DATA FOR THIS EXERCISE:
## Begin

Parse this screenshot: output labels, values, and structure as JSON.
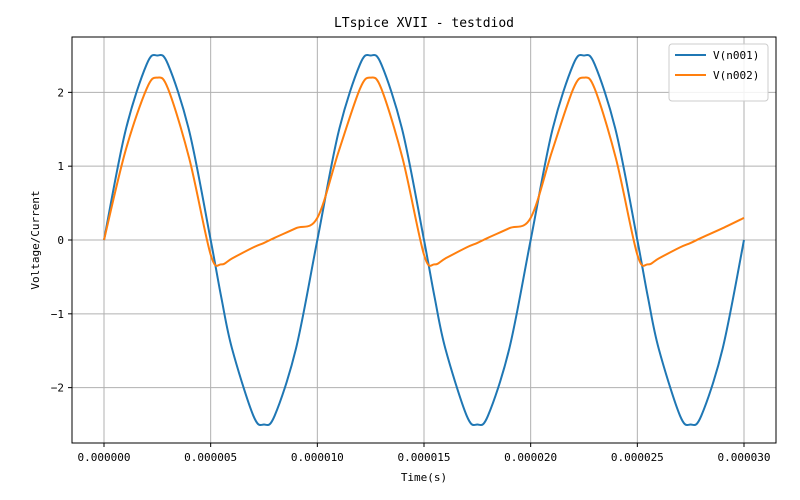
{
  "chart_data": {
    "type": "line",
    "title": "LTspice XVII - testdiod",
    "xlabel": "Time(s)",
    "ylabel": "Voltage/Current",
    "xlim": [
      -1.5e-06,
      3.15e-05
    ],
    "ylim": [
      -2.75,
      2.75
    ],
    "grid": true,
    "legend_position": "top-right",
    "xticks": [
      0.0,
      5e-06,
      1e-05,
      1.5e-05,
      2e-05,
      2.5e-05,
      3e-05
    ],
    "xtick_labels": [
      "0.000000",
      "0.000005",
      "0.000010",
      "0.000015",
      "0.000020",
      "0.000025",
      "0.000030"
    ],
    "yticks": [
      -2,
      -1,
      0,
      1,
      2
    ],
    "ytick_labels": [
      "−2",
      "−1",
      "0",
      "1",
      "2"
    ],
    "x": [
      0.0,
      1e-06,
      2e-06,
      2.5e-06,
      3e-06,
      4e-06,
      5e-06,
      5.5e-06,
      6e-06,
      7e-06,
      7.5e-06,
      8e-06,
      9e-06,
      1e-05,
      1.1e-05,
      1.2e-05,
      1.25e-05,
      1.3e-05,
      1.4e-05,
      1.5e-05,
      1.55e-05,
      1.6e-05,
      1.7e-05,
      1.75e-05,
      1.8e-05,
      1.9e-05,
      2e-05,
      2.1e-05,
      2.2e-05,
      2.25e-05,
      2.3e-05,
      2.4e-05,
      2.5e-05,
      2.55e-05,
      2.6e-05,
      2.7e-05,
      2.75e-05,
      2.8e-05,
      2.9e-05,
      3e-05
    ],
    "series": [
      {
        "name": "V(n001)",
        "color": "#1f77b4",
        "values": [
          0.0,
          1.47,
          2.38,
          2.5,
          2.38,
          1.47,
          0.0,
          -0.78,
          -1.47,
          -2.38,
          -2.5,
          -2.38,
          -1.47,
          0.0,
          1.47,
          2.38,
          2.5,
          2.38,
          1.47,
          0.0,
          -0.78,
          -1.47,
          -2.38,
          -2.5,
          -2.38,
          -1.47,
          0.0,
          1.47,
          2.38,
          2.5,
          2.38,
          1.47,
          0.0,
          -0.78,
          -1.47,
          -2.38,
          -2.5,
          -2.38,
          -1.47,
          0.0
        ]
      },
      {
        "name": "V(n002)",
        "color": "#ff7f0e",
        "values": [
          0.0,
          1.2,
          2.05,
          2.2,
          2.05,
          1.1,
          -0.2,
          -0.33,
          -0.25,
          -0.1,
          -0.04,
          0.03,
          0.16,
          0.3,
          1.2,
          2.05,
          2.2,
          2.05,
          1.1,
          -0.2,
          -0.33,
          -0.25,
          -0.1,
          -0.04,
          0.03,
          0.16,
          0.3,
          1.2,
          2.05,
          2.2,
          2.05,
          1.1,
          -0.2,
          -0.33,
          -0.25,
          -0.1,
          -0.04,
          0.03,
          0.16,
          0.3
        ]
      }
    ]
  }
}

## End

GOAL:
Exclude the images and reproduce the remaining data exactly.

RESPONSE:
Parse this screenshot: output labels, values, and structure as JSON.
{
  "chart_data": {
    "type": "line",
    "title": "LTspice XVII - testdiod",
    "xlabel": "Time(s)",
    "ylabel": "Voltage/Current",
    "xlim": [
      -1.5e-06,
      3.15e-05
    ],
    "ylim": [
      -2.75,
      2.75
    ],
    "grid": true,
    "legend_position": "top-right",
    "xticks": [
      0.0,
      5e-06,
      1e-05,
      1.5e-05,
      2e-05,
      2.5e-05,
      3e-05
    ],
    "xtick_labels": [
      "0.000000",
      "0.000005",
      "0.000010",
      "0.000015",
      "0.000020",
      "0.000025",
      "0.000030"
    ],
    "yticks": [
      -2,
      -1,
      0,
      1,
      2
    ],
    "ytick_labels": [
      "−2",
      "−1",
      "0",
      "1",
      "2"
    ],
    "x": [
      0.0,
      1e-06,
      2e-06,
      2.5e-06,
      3e-06,
      4e-06,
      5e-06,
      5.5e-06,
      6e-06,
      7e-06,
      7.5e-06,
      8e-06,
      9e-06,
      1e-05,
      1.1e-05,
      1.2e-05,
      1.25e-05,
      1.3e-05,
      1.4e-05,
      1.5e-05,
      1.55e-05,
      1.6e-05,
      1.7e-05,
      1.75e-05,
      1.8e-05,
      1.9e-05,
      2e-05,
      2.1e-05,
      2.2e-05,
      2.25e-05,
      2.3e-05,
      2.4e-05,
      2.5e-05,
      2.55e-05,
      2.6e-05,
      2.7e-05,
      2.75e-05,
      2.8e-05,
      2.9e-05,
      3e-05
    ],
    "series": [
      {
        "name": "V(n001)",
        "color": "#1f77b4",
        "values": [
          0.0,
          1.47,
          2.38,
          2.5,
          2.38,
          1.47,
          0.0,
          -0.78,
          -1.47,
          -2.38,
          -2.5,
          -2.38,
          -1.47,
          0.0,
          1.47,
          2.38,
          2.5,
          2.38,
          1.47,
          0.0,
          -0.78,
          -1.47,
          -2.38,
          -2.5,
          -2.38,
          -1.47,
          0.0,
          1.47,
          2.38,
          2.5,
          2.38,
          1.47,
          0.0,
          -0.78,
          -1.47,
          -2.38,
          -2.5,
          -2.38,
          -1.47,
          0.0
        ]
      },
      {
        "name": "V(n002)",
        "color": "#ff7f0e",
        "values": [
          0.0,
          1.2,
          2.05,
          2.2,
          2.05,
          1.1,
          -0.2,
          -0.33,
          -0.25,
          -0.1,
          -0.04,
          0.03,
          0.16,
          0.3,
          1.2,
          2.05,
          2.2,
          2.05,
          1.1,
          -0.2,
          -0.33,
          -0.25,
          -0.1,
          -0.04,
          0.03,
          0.16,
          0.3,
          1.2,
          2.05,
          2.2,
          2.05,
          1.1,
          -0.2,
          -0.33,
          -0.25,
          -0.1,
          -0.04,
          0.03,
          0.16,
          0.3
        ]
      }
    ]
  }
}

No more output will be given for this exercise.